**WHAT YOU NEED TO DO**
Single out the lines of the material that contain "Execução" and copy them.

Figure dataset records

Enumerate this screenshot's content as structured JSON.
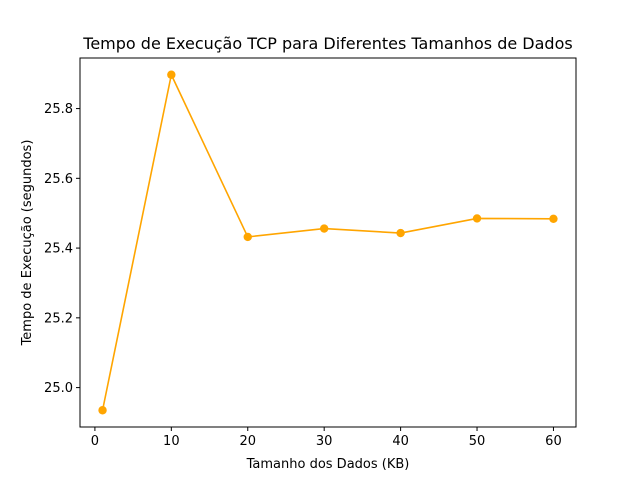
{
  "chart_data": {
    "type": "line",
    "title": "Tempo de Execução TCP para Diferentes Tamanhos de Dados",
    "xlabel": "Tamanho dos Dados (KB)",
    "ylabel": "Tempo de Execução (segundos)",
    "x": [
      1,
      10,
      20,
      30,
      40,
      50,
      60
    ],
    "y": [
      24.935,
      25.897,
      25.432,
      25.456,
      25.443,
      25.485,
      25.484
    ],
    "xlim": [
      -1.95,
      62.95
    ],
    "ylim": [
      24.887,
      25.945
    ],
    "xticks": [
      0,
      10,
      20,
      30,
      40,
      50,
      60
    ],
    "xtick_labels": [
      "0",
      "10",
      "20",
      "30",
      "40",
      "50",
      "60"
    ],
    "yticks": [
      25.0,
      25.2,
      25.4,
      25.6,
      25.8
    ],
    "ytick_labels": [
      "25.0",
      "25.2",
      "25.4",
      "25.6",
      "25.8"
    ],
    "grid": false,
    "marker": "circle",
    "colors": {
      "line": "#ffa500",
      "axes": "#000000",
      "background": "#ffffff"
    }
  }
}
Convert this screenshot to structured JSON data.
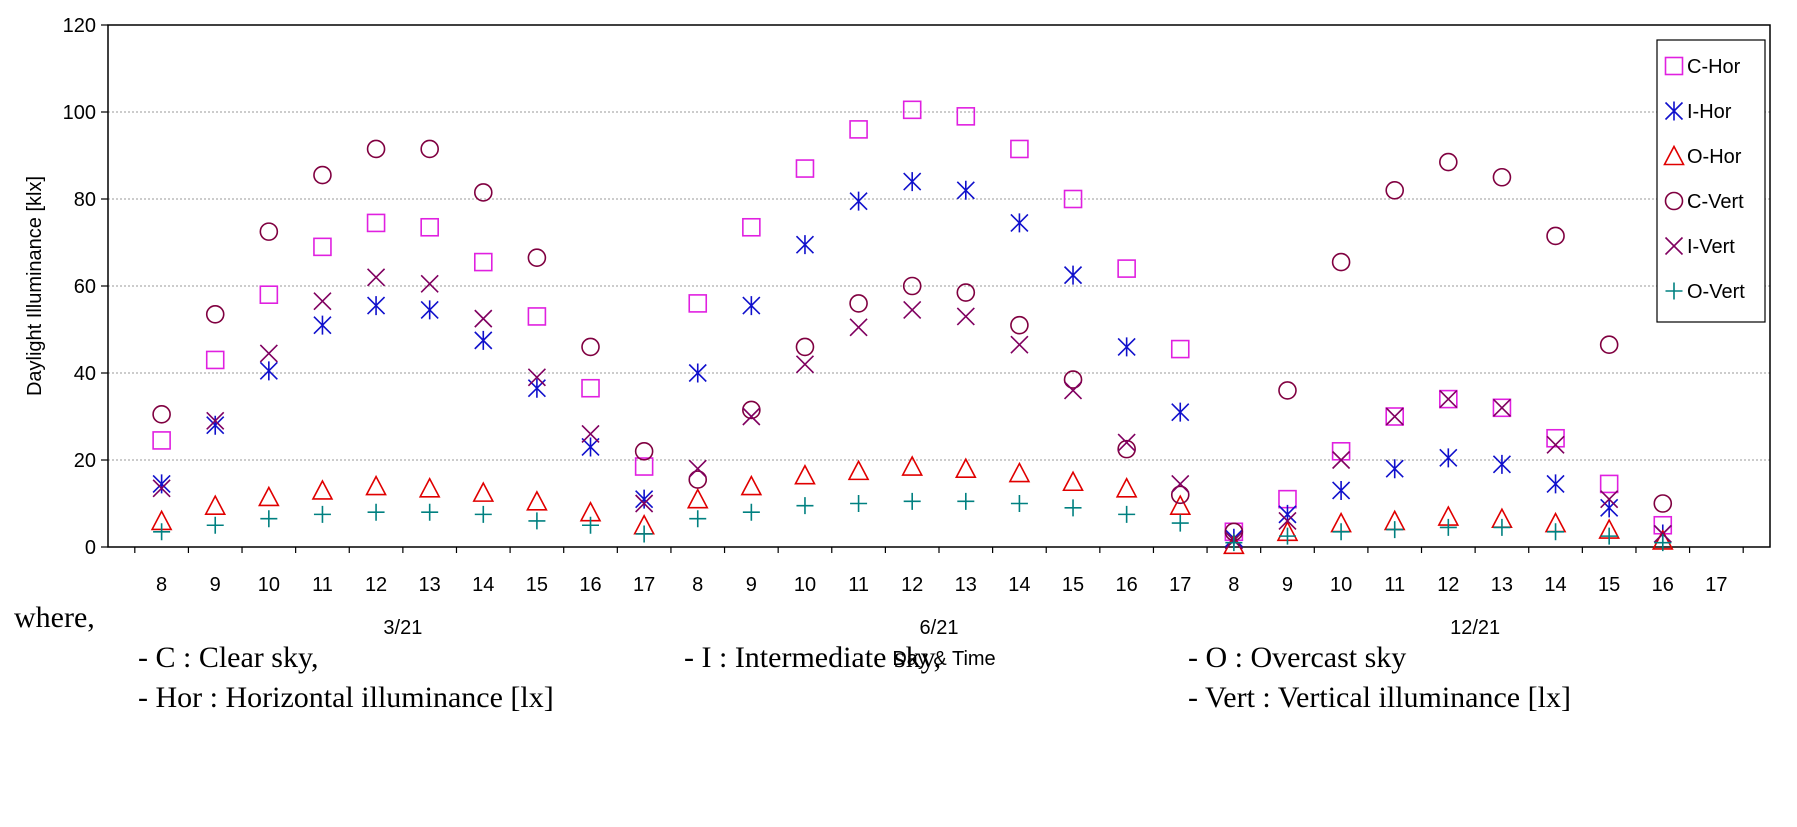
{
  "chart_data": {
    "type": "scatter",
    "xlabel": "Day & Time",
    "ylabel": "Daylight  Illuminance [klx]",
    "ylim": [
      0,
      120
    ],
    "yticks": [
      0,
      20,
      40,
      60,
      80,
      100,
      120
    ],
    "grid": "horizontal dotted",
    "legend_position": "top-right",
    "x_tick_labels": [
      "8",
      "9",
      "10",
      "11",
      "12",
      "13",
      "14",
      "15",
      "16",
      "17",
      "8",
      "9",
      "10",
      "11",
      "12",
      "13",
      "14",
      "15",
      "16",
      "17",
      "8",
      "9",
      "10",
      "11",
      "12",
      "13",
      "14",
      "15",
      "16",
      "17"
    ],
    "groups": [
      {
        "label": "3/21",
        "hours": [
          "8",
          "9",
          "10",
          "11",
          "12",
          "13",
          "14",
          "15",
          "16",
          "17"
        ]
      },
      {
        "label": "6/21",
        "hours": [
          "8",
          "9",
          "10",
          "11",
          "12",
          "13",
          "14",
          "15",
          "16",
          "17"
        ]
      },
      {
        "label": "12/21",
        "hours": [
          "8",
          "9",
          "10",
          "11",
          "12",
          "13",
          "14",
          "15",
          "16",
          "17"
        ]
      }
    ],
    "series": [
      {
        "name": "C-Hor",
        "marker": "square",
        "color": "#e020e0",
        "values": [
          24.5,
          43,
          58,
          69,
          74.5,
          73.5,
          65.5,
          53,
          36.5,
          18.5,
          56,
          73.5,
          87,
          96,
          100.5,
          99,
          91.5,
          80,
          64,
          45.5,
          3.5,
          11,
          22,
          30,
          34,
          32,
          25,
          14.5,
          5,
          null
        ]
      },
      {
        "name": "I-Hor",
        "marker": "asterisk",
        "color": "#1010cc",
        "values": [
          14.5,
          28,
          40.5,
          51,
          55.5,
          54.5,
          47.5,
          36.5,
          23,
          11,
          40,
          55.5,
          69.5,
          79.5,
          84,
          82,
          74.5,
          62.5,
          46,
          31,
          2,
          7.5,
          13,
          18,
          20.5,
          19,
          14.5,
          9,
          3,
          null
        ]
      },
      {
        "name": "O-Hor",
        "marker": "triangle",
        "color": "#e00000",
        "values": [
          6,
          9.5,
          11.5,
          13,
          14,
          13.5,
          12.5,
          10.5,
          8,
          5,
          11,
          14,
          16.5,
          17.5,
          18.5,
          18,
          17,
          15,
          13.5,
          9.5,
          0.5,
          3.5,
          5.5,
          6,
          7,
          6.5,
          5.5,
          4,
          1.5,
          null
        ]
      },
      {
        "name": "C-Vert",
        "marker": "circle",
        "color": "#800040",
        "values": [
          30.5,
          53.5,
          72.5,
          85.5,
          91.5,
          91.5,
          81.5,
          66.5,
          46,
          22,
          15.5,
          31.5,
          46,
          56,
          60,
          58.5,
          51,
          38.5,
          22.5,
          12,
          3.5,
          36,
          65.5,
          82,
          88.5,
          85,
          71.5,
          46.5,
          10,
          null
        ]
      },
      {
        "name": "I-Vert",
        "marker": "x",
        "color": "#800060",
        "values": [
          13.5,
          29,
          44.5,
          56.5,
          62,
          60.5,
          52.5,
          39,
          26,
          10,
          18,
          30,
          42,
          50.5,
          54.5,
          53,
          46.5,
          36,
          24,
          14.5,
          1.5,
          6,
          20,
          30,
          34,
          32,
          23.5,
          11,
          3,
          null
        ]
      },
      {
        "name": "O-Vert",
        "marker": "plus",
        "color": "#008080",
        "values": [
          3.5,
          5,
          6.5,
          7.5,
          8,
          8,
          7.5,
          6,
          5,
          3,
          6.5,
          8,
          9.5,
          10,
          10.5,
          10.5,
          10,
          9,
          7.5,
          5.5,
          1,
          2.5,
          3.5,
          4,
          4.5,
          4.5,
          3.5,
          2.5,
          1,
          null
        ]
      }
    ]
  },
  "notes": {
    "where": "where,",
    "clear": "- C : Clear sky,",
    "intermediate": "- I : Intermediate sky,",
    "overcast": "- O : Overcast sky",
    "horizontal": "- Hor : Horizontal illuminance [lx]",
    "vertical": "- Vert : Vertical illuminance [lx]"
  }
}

**FINISHED ANSWER**
    "title": "Tempo de Execução TCP para Diferentes Tamanhos de Dados",
    "ylabel": "Tempo de Execução (segundos)",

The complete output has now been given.